There is inherent time window between after the source code is updated (highlighted in step 5.1 above) and before indexer completes. During this time window the index does not match the source code. To alleviate this limitation, one can kick off update of all source repositories in parallel and once all the mirroring completes perform complete reindex. This does not really help in case when some of the source code repositories are slow to sync, e.g. because the latency to their origin is significant, because the overall mirroring process has to wait for all the projects to finish syncing before running the indexer. To overcome this limitation, the index of each project can be created just after the mirroring of this project finishes.

Indexing of all projects (i.e. OpenGrok index /var/opengrok/src) in order to discover new and remove deleted projects from the configuration can be avoided. One can start with no index and no projects and then incrementally add them and index them.

It basically works like this:

  1. bootstrap initial configuration: OpenGrok bootstrap
  • this will create /var/opengrok/etc/configuration.xml with basic set of properties. If more is needed use:

    Messages -n config -t set "set propertyXY = valueFOO"

Dataset -

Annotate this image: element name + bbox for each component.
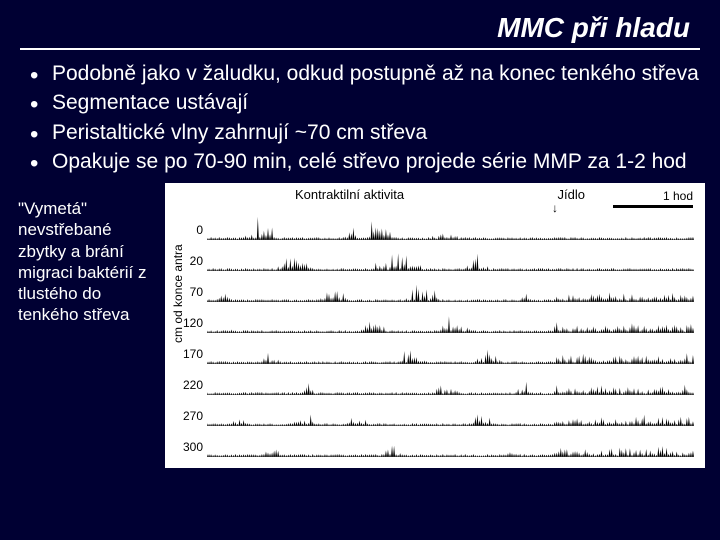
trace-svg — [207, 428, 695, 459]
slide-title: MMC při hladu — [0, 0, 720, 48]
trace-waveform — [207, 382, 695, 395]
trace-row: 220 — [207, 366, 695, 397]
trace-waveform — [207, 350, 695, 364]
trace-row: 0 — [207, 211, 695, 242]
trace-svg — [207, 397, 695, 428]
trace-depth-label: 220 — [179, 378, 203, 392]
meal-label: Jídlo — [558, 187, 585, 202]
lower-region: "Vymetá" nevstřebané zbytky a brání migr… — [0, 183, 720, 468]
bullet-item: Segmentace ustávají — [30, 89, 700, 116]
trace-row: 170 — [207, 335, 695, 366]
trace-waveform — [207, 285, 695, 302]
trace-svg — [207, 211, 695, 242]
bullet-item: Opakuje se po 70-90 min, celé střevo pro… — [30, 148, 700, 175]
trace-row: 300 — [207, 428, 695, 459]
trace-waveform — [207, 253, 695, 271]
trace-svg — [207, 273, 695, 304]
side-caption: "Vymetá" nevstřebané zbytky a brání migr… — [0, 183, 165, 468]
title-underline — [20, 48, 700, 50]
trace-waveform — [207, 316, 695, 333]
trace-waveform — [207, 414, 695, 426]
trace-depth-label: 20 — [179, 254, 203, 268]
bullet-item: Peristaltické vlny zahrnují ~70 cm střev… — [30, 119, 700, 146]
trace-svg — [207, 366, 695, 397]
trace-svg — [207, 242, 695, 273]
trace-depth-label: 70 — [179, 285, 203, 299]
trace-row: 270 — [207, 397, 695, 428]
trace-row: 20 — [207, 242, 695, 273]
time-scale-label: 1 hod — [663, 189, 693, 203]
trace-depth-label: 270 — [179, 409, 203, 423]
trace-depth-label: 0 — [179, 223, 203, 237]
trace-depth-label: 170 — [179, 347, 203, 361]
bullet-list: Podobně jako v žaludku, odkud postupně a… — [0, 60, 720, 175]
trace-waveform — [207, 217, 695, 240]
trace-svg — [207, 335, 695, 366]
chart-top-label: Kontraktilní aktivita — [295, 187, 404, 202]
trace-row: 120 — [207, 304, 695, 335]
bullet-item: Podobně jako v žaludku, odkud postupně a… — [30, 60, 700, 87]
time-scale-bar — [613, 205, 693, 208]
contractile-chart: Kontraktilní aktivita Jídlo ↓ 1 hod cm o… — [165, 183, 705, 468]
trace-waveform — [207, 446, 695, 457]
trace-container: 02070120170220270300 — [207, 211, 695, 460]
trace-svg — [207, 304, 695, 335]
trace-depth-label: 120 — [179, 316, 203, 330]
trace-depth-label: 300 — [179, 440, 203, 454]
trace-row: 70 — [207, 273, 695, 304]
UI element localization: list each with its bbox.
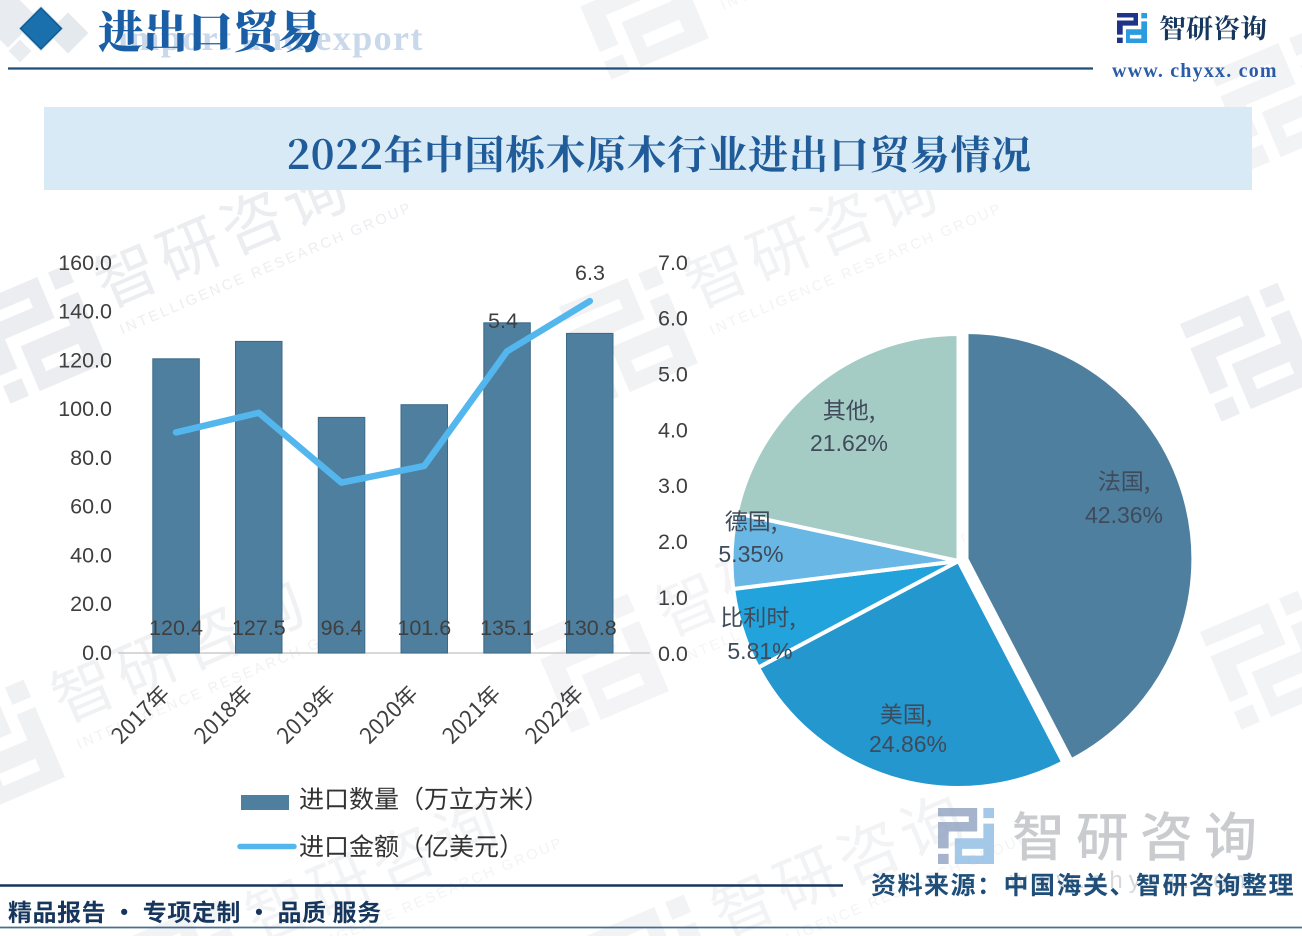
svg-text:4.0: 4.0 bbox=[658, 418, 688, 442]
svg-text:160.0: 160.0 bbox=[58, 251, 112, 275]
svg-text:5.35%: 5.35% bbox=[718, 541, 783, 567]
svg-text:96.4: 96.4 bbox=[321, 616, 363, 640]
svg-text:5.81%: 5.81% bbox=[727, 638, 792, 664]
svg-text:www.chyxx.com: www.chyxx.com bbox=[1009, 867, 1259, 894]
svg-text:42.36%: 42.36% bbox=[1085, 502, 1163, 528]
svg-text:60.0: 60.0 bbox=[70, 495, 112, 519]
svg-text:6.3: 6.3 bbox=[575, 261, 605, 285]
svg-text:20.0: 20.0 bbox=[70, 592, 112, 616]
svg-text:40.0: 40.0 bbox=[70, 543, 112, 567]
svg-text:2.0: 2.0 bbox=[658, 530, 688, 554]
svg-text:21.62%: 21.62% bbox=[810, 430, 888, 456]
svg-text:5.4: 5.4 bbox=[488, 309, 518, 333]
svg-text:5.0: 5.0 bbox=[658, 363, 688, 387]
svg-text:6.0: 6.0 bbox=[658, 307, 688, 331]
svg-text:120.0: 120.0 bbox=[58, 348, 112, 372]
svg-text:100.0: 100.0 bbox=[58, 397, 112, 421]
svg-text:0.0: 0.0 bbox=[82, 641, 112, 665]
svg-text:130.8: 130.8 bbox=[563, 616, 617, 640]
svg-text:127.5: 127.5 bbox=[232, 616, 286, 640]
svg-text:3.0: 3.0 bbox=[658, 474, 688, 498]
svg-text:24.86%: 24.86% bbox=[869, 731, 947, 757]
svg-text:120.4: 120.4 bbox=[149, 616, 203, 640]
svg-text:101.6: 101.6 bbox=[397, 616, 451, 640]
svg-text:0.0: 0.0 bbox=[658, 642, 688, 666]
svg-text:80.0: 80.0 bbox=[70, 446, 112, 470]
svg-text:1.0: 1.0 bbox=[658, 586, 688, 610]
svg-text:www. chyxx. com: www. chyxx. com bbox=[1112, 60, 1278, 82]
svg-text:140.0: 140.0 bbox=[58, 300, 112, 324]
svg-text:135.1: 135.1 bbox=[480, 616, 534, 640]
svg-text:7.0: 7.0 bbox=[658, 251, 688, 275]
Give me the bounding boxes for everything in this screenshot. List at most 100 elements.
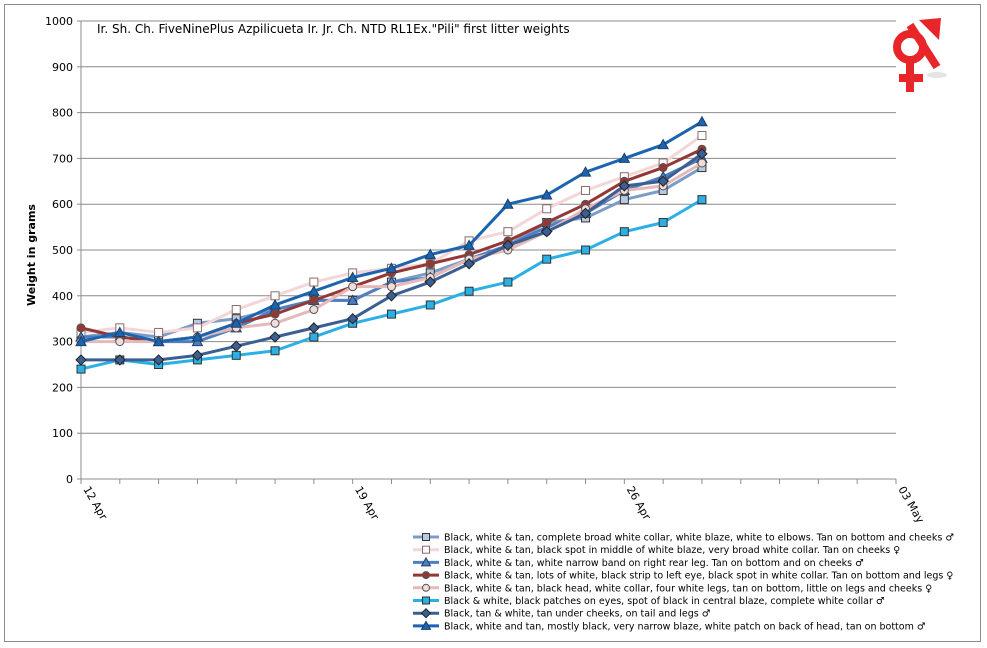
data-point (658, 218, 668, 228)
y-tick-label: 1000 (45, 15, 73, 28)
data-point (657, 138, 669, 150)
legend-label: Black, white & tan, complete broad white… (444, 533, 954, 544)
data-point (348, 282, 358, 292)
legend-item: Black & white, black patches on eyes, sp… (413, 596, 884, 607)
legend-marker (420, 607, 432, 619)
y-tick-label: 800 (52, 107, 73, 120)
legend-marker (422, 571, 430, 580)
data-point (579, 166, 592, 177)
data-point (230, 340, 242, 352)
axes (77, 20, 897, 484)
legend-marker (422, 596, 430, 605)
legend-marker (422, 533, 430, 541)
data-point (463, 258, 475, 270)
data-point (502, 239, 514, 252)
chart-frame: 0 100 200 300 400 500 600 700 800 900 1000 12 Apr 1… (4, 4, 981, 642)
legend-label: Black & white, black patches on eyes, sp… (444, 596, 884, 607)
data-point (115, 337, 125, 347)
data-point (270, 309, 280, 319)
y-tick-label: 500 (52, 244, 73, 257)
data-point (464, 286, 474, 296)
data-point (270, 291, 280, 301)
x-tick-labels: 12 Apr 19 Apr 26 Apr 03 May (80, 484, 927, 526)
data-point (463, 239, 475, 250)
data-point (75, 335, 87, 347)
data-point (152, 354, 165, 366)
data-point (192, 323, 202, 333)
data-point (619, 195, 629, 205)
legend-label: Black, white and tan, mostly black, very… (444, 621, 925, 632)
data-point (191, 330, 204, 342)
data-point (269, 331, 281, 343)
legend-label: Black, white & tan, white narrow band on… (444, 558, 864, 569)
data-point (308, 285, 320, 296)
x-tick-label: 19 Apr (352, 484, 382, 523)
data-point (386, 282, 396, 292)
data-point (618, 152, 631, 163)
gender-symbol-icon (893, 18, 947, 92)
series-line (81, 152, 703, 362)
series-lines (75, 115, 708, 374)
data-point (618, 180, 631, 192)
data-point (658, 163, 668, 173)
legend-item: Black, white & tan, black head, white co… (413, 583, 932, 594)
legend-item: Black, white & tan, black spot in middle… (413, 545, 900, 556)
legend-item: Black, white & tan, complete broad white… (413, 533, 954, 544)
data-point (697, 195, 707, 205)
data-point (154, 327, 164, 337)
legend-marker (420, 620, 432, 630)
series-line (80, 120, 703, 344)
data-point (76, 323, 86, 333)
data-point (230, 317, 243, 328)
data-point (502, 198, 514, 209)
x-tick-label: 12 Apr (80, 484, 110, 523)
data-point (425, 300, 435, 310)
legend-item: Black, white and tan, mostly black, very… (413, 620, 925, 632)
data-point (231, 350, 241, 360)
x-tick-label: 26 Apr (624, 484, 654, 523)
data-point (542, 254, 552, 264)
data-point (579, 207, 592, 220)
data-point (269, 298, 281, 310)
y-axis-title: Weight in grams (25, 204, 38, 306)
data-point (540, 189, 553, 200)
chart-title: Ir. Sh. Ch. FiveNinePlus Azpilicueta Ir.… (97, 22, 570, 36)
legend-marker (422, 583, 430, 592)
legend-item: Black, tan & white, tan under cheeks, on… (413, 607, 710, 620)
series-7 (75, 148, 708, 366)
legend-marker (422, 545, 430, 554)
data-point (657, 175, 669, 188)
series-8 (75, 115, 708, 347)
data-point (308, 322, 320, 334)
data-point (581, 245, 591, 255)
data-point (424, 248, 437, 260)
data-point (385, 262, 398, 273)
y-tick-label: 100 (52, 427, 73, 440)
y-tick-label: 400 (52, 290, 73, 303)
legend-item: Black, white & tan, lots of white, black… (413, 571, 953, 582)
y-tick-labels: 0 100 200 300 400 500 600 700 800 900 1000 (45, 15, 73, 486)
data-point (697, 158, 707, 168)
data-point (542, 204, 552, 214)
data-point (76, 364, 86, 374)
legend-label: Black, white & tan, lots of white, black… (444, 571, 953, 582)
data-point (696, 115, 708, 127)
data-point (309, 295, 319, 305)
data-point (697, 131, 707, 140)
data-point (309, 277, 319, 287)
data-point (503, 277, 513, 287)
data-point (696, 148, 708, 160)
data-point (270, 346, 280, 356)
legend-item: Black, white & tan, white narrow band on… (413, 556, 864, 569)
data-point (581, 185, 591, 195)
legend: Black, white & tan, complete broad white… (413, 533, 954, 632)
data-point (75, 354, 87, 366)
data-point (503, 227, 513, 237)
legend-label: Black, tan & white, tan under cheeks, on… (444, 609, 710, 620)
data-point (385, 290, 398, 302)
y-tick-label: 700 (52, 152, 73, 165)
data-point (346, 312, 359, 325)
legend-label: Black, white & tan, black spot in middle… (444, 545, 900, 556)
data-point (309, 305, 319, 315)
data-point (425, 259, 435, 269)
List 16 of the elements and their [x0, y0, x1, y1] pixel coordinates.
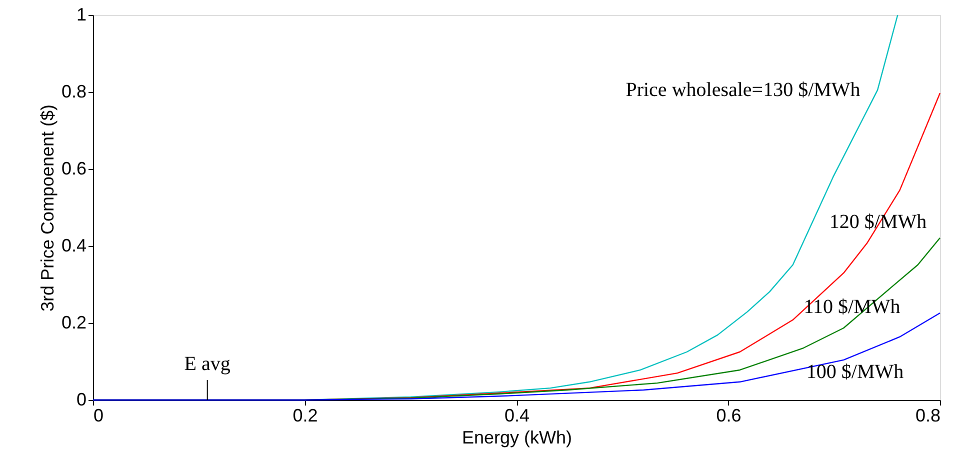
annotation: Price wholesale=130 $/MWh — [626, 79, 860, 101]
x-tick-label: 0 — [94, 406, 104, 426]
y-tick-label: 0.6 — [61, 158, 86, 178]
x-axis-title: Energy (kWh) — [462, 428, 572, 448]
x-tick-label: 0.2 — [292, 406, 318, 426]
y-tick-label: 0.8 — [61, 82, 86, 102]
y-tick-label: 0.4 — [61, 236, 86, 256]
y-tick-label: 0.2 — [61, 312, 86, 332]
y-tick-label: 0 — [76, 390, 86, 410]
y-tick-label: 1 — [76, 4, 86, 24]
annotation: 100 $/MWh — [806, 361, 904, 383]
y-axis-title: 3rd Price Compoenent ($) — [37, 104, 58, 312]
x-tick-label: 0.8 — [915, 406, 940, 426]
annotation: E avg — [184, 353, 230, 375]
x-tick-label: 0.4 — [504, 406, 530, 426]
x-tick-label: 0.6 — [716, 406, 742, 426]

Challenge A - In the OpenGrok excerpt, which file does the bootstrap step create?
Challenge B - Repeat the part of the OpenGrok excerpt that opens with the words containing "Indexing of all" and closes with "and index them.".
The data shown here was taken from a separate source.

Reply A - It creates /var/opengrok/etc/configuration.xml with a basic set of properties.

Reply B -
Indexing of all projects (i.e. OpenGrok index /var/opengrok/src) in order to discover new and remove deleted projects from the configuration can be avoided. One can start with no index and no projects and then incrementally add them and index them.